= Request =
In the listing below, locate the lines that hold "Dakshin" and copy them.

═══

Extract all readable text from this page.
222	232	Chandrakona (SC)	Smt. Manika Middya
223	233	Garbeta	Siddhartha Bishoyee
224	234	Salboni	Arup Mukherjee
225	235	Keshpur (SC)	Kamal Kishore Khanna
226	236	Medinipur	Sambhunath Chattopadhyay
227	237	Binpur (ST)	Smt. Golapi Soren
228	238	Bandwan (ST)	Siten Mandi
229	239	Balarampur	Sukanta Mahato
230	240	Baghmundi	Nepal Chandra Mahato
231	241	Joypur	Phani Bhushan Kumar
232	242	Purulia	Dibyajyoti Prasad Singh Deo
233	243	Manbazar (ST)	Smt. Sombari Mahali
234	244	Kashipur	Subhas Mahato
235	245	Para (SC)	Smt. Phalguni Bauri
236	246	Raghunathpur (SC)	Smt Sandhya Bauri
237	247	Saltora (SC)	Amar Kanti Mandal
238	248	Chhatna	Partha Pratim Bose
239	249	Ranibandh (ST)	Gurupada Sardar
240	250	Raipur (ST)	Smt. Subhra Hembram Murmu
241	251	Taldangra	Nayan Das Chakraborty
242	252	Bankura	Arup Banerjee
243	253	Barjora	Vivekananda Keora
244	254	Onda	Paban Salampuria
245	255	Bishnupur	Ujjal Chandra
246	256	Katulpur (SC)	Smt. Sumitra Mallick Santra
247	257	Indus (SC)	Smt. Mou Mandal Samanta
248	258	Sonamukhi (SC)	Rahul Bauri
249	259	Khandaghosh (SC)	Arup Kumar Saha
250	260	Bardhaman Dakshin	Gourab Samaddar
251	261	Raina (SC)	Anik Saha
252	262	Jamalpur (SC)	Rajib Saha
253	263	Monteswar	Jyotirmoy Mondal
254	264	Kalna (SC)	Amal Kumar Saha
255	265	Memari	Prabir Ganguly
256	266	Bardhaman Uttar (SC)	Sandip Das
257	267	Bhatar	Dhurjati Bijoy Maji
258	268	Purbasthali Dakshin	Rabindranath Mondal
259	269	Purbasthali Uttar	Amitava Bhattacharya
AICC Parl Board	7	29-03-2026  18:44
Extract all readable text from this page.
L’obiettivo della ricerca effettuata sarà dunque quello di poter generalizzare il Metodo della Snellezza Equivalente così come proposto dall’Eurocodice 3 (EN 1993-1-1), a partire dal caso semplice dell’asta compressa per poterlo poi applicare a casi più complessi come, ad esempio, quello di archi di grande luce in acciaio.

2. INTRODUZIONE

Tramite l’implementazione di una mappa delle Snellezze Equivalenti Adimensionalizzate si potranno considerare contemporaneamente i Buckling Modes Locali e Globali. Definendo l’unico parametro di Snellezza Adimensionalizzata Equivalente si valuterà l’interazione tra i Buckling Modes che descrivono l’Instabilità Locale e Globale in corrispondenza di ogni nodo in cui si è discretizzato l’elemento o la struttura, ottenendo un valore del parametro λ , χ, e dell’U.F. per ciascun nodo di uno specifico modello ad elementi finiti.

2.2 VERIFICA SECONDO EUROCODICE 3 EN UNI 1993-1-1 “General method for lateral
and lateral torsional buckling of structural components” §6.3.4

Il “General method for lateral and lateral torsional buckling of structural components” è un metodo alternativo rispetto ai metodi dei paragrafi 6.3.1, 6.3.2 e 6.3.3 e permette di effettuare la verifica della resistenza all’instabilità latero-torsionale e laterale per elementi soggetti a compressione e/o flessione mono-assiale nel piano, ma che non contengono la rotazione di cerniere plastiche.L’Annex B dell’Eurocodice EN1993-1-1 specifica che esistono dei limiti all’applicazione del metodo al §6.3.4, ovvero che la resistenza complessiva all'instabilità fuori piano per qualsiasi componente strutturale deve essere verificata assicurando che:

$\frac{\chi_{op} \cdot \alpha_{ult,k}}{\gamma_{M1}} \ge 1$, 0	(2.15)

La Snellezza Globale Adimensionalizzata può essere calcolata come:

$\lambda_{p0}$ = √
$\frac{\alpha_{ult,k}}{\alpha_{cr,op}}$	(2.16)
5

═══

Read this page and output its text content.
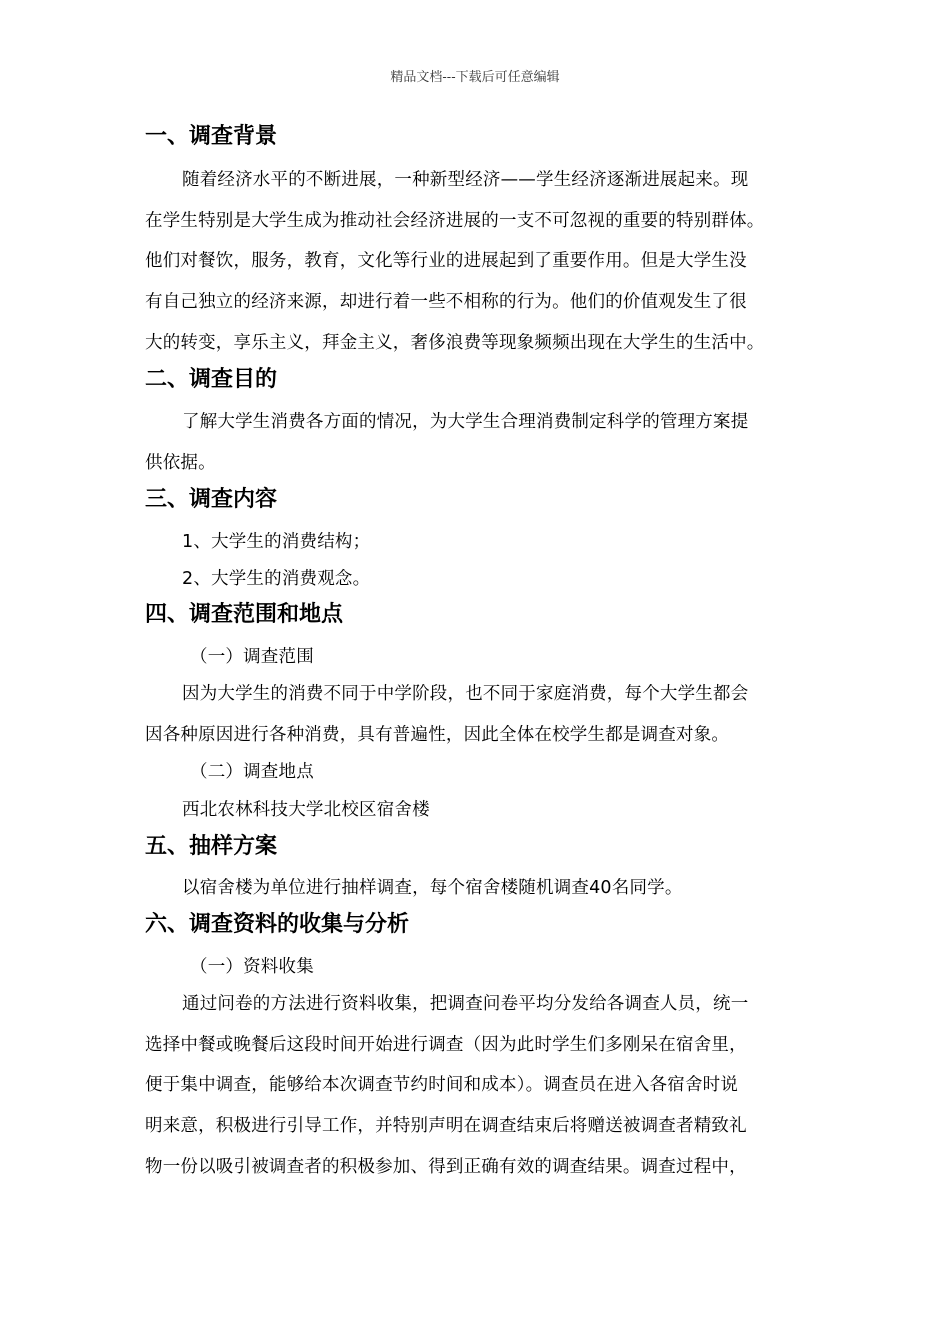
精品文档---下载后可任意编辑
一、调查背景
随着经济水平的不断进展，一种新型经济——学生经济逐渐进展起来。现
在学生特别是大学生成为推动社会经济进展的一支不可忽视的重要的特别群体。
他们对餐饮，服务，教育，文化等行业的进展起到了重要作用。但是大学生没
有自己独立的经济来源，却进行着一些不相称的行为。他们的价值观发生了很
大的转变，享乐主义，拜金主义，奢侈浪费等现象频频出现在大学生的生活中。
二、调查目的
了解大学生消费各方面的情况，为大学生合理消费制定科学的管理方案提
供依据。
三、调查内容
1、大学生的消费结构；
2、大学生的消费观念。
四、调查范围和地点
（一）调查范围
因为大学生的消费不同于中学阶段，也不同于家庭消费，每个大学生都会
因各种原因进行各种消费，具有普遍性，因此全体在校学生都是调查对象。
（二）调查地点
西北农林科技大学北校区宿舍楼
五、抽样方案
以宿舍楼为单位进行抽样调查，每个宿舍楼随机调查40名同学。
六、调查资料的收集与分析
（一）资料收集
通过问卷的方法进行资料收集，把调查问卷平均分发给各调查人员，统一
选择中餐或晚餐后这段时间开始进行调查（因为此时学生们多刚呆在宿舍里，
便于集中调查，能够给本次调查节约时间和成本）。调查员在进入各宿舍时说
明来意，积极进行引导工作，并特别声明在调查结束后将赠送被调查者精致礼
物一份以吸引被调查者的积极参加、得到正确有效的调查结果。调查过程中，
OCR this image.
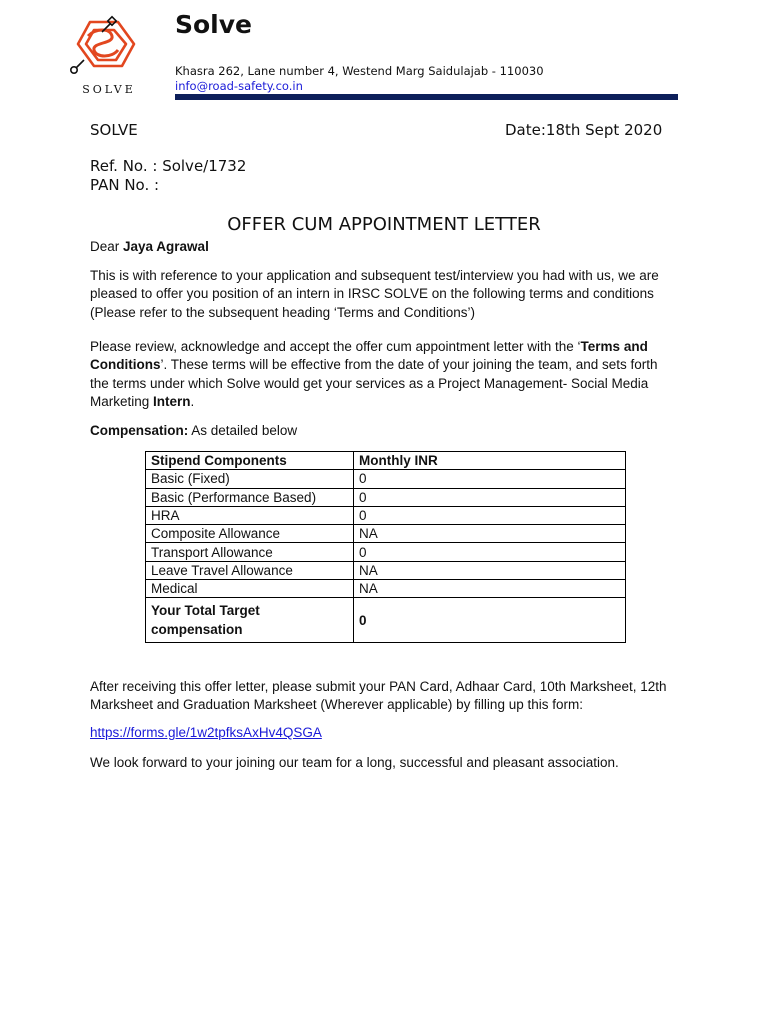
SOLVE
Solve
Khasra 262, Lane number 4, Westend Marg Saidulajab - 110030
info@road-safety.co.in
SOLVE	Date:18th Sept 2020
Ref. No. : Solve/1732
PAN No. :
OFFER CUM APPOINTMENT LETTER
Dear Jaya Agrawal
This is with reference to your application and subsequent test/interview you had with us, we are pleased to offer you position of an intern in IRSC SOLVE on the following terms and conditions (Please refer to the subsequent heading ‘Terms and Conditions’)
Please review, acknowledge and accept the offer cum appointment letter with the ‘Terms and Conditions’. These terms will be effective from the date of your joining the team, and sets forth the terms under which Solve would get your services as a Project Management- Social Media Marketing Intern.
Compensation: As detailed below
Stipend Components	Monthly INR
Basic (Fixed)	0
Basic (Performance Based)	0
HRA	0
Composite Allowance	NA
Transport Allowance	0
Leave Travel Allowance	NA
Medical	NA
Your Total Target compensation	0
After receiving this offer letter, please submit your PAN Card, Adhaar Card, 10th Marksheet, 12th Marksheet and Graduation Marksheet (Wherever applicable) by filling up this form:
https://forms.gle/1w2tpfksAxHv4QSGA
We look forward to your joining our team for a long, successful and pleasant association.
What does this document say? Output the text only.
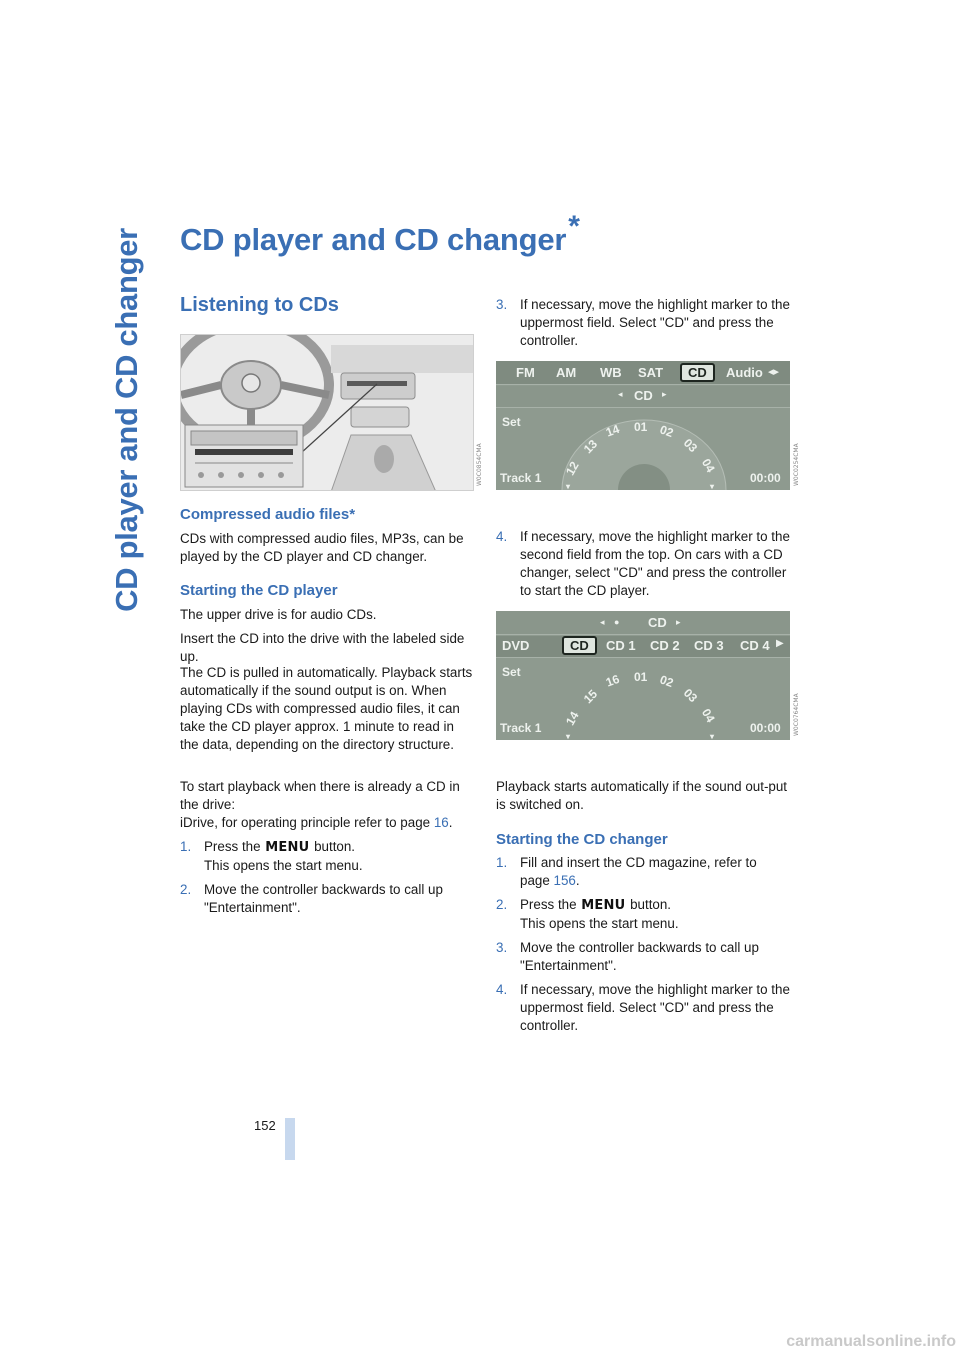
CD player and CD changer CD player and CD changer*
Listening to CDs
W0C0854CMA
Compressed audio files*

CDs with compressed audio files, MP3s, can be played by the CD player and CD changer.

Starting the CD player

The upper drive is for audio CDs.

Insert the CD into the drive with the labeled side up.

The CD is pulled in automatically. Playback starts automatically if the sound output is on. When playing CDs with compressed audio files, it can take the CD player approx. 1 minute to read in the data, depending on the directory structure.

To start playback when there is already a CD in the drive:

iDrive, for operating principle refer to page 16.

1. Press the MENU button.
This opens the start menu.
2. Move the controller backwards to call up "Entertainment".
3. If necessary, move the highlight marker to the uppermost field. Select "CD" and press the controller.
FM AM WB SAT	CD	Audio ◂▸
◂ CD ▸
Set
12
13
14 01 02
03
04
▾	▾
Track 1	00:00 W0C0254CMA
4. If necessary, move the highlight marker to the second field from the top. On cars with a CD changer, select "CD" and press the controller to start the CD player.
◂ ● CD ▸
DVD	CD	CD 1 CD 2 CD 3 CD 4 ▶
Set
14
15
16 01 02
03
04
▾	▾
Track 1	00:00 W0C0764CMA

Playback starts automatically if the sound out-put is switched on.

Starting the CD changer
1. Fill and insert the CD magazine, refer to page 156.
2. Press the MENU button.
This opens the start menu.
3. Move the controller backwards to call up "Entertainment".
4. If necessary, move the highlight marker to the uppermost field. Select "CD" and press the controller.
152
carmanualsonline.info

═══

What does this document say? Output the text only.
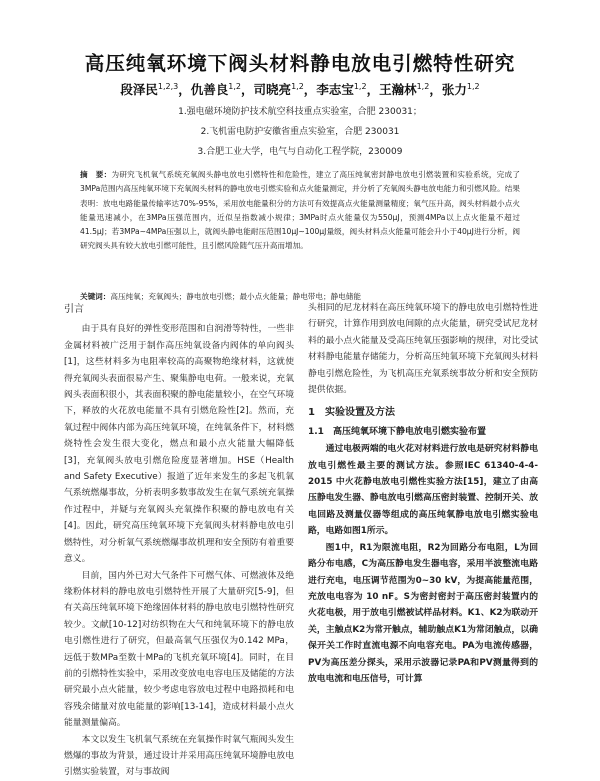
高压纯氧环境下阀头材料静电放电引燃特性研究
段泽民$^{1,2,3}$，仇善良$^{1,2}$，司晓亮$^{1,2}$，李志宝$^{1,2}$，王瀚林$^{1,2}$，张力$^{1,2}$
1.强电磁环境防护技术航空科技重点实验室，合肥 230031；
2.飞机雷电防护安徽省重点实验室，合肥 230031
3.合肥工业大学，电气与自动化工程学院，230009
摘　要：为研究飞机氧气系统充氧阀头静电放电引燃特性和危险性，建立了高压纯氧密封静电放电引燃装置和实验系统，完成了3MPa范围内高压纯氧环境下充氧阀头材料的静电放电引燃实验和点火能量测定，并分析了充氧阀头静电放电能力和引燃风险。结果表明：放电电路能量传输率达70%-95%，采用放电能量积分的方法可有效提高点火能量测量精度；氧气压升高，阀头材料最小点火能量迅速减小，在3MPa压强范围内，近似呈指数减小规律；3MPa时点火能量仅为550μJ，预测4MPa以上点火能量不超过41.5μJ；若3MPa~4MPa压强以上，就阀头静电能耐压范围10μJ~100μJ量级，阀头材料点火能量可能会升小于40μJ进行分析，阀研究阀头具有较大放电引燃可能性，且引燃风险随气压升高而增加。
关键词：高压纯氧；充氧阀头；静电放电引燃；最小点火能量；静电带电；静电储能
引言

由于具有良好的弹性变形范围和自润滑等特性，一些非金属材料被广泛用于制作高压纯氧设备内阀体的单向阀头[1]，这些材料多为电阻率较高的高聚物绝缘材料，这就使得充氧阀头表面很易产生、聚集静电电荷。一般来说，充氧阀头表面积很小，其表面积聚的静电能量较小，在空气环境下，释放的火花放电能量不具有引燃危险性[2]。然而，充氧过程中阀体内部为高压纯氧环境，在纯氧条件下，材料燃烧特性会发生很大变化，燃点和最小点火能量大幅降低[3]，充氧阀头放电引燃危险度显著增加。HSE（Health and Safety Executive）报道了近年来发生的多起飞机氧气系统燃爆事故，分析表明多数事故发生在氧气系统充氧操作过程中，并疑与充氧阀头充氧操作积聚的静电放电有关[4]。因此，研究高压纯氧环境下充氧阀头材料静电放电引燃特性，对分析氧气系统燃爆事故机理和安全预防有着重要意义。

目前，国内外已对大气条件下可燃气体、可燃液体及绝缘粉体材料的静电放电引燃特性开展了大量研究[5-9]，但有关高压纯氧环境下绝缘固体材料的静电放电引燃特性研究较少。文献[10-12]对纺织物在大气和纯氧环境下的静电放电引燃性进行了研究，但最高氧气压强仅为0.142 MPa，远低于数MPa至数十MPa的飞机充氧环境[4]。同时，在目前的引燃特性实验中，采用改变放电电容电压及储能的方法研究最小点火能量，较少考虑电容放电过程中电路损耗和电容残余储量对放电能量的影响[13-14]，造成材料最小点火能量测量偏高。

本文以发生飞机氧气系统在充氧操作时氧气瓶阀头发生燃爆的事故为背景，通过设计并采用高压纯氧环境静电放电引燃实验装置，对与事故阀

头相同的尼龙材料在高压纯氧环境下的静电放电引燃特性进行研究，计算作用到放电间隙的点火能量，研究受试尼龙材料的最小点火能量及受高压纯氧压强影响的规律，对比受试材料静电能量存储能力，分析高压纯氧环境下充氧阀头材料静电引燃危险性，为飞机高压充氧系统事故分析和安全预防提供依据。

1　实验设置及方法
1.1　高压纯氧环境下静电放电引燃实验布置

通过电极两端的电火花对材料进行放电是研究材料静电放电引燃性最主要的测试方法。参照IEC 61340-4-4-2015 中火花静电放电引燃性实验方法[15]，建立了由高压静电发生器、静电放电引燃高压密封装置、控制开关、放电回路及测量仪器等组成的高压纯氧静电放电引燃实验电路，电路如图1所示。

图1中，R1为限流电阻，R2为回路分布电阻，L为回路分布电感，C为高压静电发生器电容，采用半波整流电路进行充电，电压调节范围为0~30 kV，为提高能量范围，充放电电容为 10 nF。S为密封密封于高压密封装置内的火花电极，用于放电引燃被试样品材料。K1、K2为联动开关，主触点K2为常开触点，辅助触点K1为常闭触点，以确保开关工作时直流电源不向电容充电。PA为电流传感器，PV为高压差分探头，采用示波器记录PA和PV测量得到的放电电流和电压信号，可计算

═══

= Solved exercise =
250	260	Bardhaman Dakshin	Gourab Samaddar
258	268	Purbasthali Dakshin	Rabindranath Mondal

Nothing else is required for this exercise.